■ DATA SECTION
═══

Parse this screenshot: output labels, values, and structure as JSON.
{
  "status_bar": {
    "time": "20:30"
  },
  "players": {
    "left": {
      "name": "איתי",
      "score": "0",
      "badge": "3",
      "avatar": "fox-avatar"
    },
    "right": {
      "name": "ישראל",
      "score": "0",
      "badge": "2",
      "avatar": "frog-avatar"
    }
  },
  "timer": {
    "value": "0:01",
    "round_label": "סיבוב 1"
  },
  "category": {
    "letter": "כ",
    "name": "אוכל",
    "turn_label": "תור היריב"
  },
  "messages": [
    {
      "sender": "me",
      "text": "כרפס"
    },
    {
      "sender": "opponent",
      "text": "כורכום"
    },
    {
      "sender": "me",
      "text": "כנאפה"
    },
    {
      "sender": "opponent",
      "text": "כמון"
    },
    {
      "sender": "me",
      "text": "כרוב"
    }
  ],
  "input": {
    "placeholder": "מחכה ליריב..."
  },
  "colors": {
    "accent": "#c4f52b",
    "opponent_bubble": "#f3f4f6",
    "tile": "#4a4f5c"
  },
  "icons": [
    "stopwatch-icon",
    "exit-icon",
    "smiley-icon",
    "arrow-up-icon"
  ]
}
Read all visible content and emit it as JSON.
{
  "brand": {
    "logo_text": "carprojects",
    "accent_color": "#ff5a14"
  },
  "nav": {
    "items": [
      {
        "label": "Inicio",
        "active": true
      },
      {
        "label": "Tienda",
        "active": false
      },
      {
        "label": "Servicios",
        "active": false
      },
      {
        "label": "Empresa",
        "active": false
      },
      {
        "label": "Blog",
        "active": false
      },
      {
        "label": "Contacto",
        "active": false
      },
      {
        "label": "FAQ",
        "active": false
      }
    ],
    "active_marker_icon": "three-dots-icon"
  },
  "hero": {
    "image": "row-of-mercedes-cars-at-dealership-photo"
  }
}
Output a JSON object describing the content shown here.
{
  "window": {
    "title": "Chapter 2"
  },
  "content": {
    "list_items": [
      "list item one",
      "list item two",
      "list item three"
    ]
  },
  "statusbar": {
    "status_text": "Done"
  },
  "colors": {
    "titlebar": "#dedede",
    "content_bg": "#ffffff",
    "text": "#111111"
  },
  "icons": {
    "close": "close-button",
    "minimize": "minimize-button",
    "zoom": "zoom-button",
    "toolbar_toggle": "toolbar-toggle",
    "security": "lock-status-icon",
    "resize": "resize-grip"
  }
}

═══

■ WHAT TO PRODUCE
Repeat exactly the lines above from the line that contains "Output a JSON" through the end. Include both of these ends; leave out everything else.

■ TASK ANSWER
Output a JSON object describing the content shown here.
{
  "window": {
    "title": "Chapter 2"
  },
  "content": {
    "list_items": [
      "list item one",
      "list item two",
      "list item three"
    ]
  },
  "statusbar": {
    "status_text": "Done"
  },
  "colors": {
    "titlebar": "#dedede",
    "content_bg": "#ffffff",
    "text": "#111111"
  },
  "icons": {
    "close": "close-button",
    "minimize": "minimize-button",
    "zoom": "zoom-button",
    "toolbar_toggle": "toolbar-toggle",
    "security": "lock-status-icon",
    "resize": "resize-grip"
  }
}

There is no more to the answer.